What you need to do:
Look through the data below and return each line where "text" appears.

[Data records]
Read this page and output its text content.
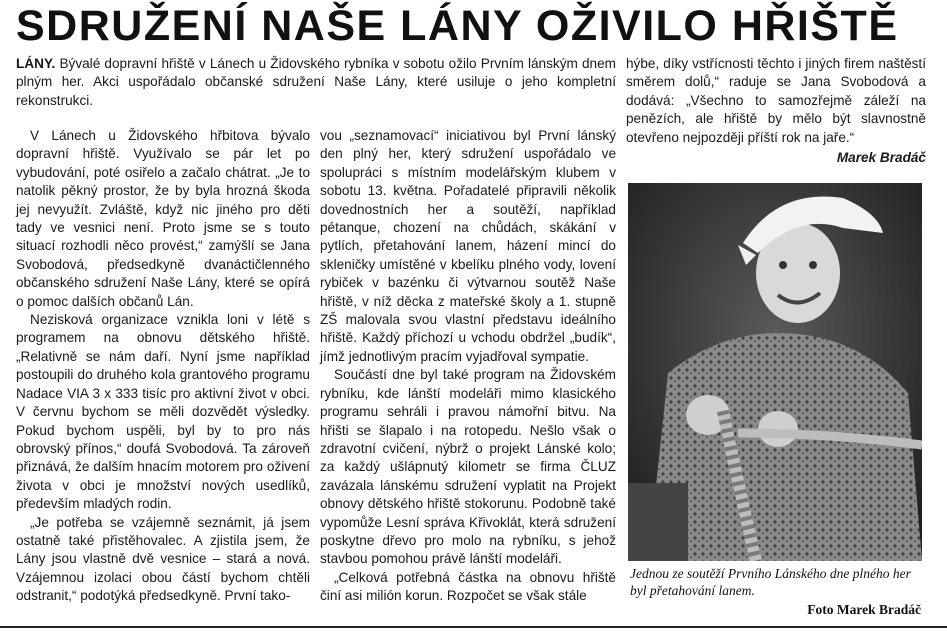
SDRUŽENÍ NAŠE LÁNY OŽIVILO HŘIŠTĚ

LÁNY. Bývalé dopravní hřiště v Lánech u Židovského rybníka v sobotu ožilo Prvním lánským dnem plným her. Akci uspořádalo občanské sdružení Naše Lány, které usiluje o jeho kompletní rekonstrukci.

V Lánech u Židovského hřbitova bývalo dopravní hřiště. Využívalo se pár let po vybudování, poté osiřelo a začalo chátrat. „Je to natolik pěkný prostor, že by byla hrozná škoda jej nevyužít. Zvláště, když nic jiného pro děti tady ve vesnici není. Proto jsme se s touto situací rozhodli něco provést,“ zamýšlí se Jana Svobodová, předsedkyně dvanáctičlenného občanského sdružení Naše Lány, které se opírá o pomoc dalších občanů Lán.

Nezisková organizace vznikla loni v létě s programem na obnovu dětského hřiště. „Relativně se nám daří. Nyní jsme například postoupili do druhého kola grantového programu Nadace VIA 3 x 333 tisíc pro aktivní život v obci. V červnu bychom se měli dozvědět výsledky. Pokud bychom uspěli, byl by to pro nás obrovský přínos,“ doufá Svobodová. Ta zároveň přiznává, že dalším hnacím motorem pro oživení života v obci je množství nových usedlíků, především mladých rodin.

„Je potřeba se vzájemně seznámit, já jsem ostatně také přistěhovalec. A zjistila jsem, že Lány jsou vlastně dvě vesnice – stará a nová. Vzájemnou izolaci obou částí bychom chtěli odstranit,“ podotýká předsedkyně. První tako-

vou „seznamovací“ iniciativou byl První lánský den plný her, který sdružení uspořádalo ve spolupráci s místním modelářským klubem v sobotu 13. května. Pořadatelé připravili několik dovednostních her a soutěží, například pétanque, chození na chůdách, skákání v pytlích, přetahování lanem, házení mincí do skleničky umístěné v kbelíku plného vody, lovení rybiček v bazénku či výtvarnou soutěž Naše hřiště, v níž děcka z mateřské školy a 1. stupně ZŠ malovala svou vlastní představu ideálního hřiště. Každý příchozí u vchodu obdržel „budík“, jímž jednotlivým pracím vyjadřoval sympatie.

Součástí dne byl také program na Židovském rybníku, kde lánští modeláři mimo klasického programu sehráli i pravou námořní bitvu. Na hřišti se šlapalo i na rotopedu. Nešlo však o zdravotní cvičení, nýbrž o projekt Lánské kolo; za každý ušlápnutý kilometr se firma ČLUZ zavázala lánskému sdružení vyplatit na Projekt obnovy dětského hřiště stokorunu. Podobně také vypomůže Lesní správa Křivoklát, která sdružení poskytne dřevo pro molo na rybníku, s jehož stavbou pomohou právě lánští modeláři.

„Celková potřebná částka na obnovu hřiště činí asi milión korun. Rozpočet se však stále

hýbe, díky vstřícnosti těchto i jiných firem naštěstí směrem dolů,“ raduje se Jana Svobodová a dodává: „Všechno to samozřejmě záleží na penězích, ale hřiště by mělo být slavnostně otevřeno nejpozději příští rok na jaře.“

Marek Bradáč
Jednou ze soutěží Prvního Lánského dne plného her byl přetahování lanem.
Foto Marek Bradáč
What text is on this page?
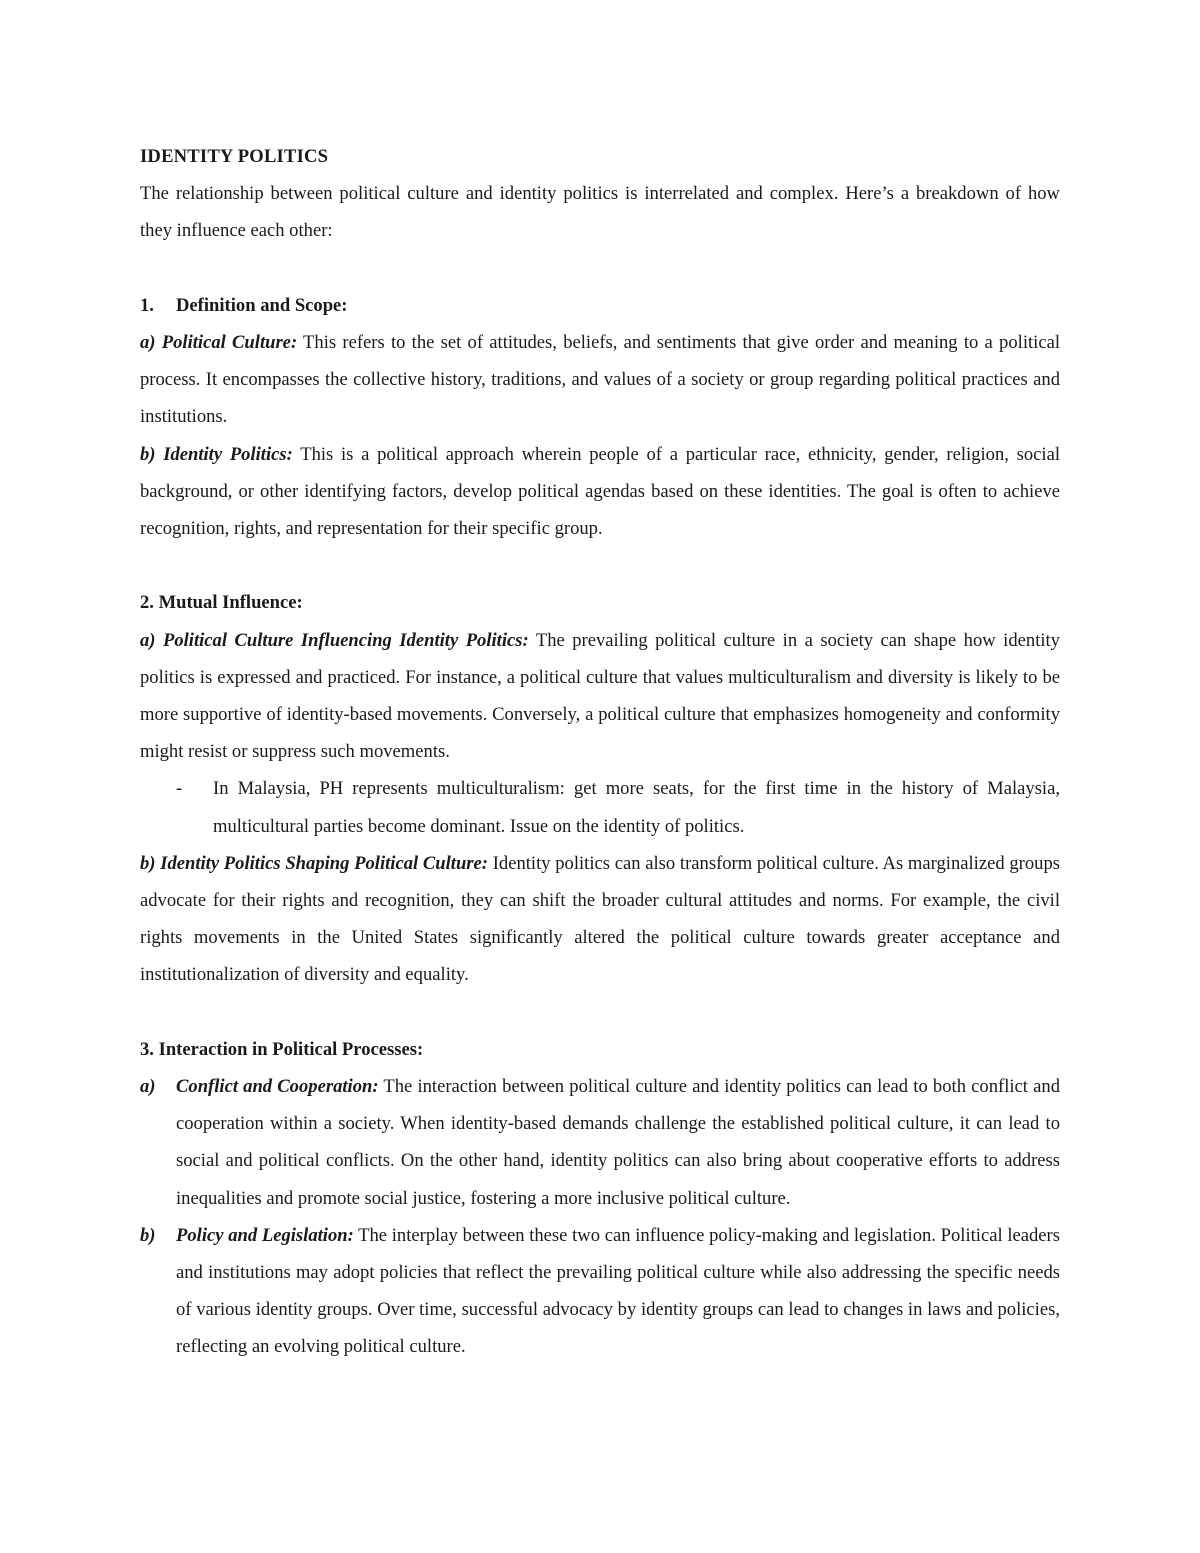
IDENTITY POLITICS

The relationship between political culture and identity politics is interrelated and complex. Here’s a breakdown of how they influence each other:

1. Definition and Scope:

a) Political Culture: This refers to the set of attitudes, beliefs, and sentiments that give order and meaning to a political process. It encompasses the collective history, traditions, and values of a society or group regarding political practices and institutions.

b) Identity Politics: This is a political approach wherein people of a particular race, ethnicity, gender, religion, social background, or other identifying factors, develop political agendas based on these identities. The goal is often to achieve recognition, rights, and representation for their specific group.

2. Mutual Influence:

a) Political Culture Influencing Identity Politics: The prevailing political culture in a society can shape how identity politics is expressed and practiced. For instance, a political culture that values multiculturalism and diversity is likely to be more supportive of identity-based movements. Conversely, a political culture that emphasizes homogeneity and conformity might resist or suppress such movements.

- In Malaysia, PH represents multiculturalism: get more seats, for the first time in the history of Malaysia, multicultural parties become dominant. Issue on the identity of politics.

b) Identity Politics Shaping Political Culture: Identity politics can also transform political culture. As marginalized groups advocate for their rights and recognition, they can shift the broader cultural attitudes and norms. For example, the civil rights movements in the United States significantly altered the political culture towards greater acceptance and institutionalization of diversity and equality.

3. Interaction in Political Processes:

a) Conflict and Cooperation: The interaction between political culture and identity politics can lead to both conflict and cooperation within a society. When identity-based demands challenge the established political culture, it can lead to social and political conflicts. On the other hand, identity politics can also bring about cooperative efforts to address inequalities and promote social justice, fostering a more inclusive political culture.

b) Policy and Legislation: The interplay between these two can influence policy-making and legislation. Political leaders and institutions may adopt policies that reflect the prevailing political culture while also addressing the specific needs of various identity groups. Over time, successful advocacy by identity groups can lead to changes in laws and policies, reflecting an evolving political culture.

Solution for this exercise:
Read this page and output its text content.
What text is on this page?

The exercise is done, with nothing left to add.